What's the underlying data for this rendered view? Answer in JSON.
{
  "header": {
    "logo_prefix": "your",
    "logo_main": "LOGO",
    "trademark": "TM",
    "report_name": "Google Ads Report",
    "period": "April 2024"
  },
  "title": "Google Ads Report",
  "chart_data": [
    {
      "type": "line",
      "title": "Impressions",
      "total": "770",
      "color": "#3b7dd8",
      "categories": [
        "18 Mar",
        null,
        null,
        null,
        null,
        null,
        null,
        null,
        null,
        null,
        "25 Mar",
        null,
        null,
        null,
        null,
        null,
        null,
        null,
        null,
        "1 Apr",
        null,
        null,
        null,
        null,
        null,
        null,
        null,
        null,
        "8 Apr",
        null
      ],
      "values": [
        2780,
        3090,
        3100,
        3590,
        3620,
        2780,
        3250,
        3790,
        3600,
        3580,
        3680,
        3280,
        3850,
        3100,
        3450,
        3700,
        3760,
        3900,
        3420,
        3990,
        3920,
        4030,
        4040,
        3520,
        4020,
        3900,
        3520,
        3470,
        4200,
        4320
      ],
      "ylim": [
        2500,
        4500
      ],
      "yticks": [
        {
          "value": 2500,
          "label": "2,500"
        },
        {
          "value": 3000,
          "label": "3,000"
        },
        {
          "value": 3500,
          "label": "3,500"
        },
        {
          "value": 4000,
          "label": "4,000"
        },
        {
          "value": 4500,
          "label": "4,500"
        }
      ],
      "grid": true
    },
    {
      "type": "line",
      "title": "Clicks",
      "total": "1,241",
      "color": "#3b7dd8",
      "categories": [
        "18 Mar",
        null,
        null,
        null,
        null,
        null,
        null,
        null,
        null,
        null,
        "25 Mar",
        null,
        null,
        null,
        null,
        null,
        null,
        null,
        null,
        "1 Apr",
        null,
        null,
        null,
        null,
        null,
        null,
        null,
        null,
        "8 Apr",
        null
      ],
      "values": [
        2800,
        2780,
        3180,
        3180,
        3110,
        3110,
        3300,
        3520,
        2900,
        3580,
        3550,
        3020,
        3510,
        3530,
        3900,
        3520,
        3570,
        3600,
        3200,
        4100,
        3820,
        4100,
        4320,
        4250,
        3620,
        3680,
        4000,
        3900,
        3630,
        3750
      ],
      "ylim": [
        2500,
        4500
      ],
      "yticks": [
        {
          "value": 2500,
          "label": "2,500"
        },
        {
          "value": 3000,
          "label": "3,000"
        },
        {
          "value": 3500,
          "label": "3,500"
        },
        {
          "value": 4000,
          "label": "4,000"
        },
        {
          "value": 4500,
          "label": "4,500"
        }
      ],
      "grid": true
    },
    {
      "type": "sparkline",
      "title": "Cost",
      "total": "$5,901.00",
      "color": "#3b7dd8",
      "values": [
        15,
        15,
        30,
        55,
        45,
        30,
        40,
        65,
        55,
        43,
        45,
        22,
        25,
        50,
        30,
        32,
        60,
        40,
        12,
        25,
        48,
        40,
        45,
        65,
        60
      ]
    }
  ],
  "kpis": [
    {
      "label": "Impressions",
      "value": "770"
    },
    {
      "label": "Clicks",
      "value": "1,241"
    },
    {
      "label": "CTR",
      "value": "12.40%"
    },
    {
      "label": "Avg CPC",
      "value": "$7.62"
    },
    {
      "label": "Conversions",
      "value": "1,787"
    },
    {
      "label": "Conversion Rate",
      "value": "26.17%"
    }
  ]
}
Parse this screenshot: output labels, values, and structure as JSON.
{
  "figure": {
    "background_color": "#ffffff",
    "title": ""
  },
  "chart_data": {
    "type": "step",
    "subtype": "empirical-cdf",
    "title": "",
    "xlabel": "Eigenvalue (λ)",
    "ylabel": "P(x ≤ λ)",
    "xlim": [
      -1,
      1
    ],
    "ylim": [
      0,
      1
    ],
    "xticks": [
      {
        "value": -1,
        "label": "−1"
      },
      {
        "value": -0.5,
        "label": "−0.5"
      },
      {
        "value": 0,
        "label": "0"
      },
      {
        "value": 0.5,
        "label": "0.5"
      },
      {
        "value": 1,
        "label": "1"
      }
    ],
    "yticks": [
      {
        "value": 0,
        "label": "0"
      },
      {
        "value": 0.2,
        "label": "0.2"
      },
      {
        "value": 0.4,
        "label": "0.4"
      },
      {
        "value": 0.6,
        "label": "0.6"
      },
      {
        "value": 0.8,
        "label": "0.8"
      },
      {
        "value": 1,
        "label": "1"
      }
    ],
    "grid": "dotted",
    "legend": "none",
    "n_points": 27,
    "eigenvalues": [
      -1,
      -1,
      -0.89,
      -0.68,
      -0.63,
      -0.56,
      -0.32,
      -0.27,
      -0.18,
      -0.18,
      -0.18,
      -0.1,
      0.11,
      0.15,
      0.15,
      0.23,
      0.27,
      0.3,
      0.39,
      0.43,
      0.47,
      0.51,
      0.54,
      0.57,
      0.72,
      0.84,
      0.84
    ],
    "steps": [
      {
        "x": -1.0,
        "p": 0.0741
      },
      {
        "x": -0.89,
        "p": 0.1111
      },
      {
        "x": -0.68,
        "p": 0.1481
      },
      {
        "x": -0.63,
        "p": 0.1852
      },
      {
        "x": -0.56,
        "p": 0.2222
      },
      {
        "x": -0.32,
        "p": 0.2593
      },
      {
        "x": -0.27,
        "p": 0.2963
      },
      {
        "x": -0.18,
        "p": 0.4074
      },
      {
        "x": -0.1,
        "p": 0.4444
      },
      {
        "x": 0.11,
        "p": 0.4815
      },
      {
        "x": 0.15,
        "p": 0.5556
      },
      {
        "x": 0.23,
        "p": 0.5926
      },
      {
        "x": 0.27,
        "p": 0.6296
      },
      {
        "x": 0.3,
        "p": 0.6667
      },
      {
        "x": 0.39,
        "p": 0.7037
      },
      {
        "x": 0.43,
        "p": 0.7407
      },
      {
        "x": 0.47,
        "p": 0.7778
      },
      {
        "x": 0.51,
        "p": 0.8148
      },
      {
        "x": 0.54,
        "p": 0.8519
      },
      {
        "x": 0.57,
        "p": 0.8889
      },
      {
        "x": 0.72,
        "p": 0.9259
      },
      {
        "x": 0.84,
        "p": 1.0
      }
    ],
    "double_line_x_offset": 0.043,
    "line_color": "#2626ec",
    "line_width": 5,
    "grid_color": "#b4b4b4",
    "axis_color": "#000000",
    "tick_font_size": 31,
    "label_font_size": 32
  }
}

EXERCISE BRIEF -
Pick out the lines that include the word "Report" and write them out.

WORKED ANSWER -
    "report_name": "Google Ads Report",
  "title": "Google Ads Report",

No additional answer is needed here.